# TASK INSTRUCTIONS
Output exactly the lines from the line with "What data populates" through the end of the records below. Include nothing else.

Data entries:
+===+

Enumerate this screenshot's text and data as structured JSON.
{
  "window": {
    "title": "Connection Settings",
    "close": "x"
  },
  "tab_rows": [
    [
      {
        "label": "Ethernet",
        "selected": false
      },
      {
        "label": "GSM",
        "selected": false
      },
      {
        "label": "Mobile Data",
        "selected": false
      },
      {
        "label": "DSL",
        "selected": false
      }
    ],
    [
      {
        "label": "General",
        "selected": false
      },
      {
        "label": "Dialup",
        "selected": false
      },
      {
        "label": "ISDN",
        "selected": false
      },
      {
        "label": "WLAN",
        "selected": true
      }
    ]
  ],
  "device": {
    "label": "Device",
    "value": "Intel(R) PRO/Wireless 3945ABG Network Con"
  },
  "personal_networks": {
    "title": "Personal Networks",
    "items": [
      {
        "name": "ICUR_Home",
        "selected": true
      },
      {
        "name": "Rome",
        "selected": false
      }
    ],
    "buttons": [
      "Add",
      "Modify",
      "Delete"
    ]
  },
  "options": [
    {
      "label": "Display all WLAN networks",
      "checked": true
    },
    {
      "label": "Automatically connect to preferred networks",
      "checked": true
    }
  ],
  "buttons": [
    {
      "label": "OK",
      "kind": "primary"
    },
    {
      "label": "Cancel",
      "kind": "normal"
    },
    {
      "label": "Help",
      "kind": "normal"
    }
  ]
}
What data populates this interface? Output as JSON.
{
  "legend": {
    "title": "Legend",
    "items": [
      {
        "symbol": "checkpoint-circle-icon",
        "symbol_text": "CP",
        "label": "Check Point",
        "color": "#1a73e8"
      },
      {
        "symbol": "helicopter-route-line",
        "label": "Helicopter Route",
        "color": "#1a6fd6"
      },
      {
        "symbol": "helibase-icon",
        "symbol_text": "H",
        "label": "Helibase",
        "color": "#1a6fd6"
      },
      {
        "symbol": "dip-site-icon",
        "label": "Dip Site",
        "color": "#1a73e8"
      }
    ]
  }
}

+===+

# ANSWER TO THIS EXERCISE
What data populates this interface? Output as JSON.
{
  "legend": {
    "title": "Legend",
    "items": [
      {
        "symbol": "checkpoint-circle-icon",
        "symbol_text": "CP",
        "label": "Check Point",
        "color": "#1a73e8"
      },
      {
        "symbol": "helicopter-route-line",
        "label": "Helicopter Route",
        "color": "#1a6fd6"
      },
      {
        "symbol": "helibase-icon",
        "symbol_text": "H",
        "label": "Helibase",
        "color": "#1a6fd6"
      },
      {
        "symbol": "dip-site-icon",
        "label": "Dip Site",
        "color": "#1a73e8"
      }
    ]
  }
}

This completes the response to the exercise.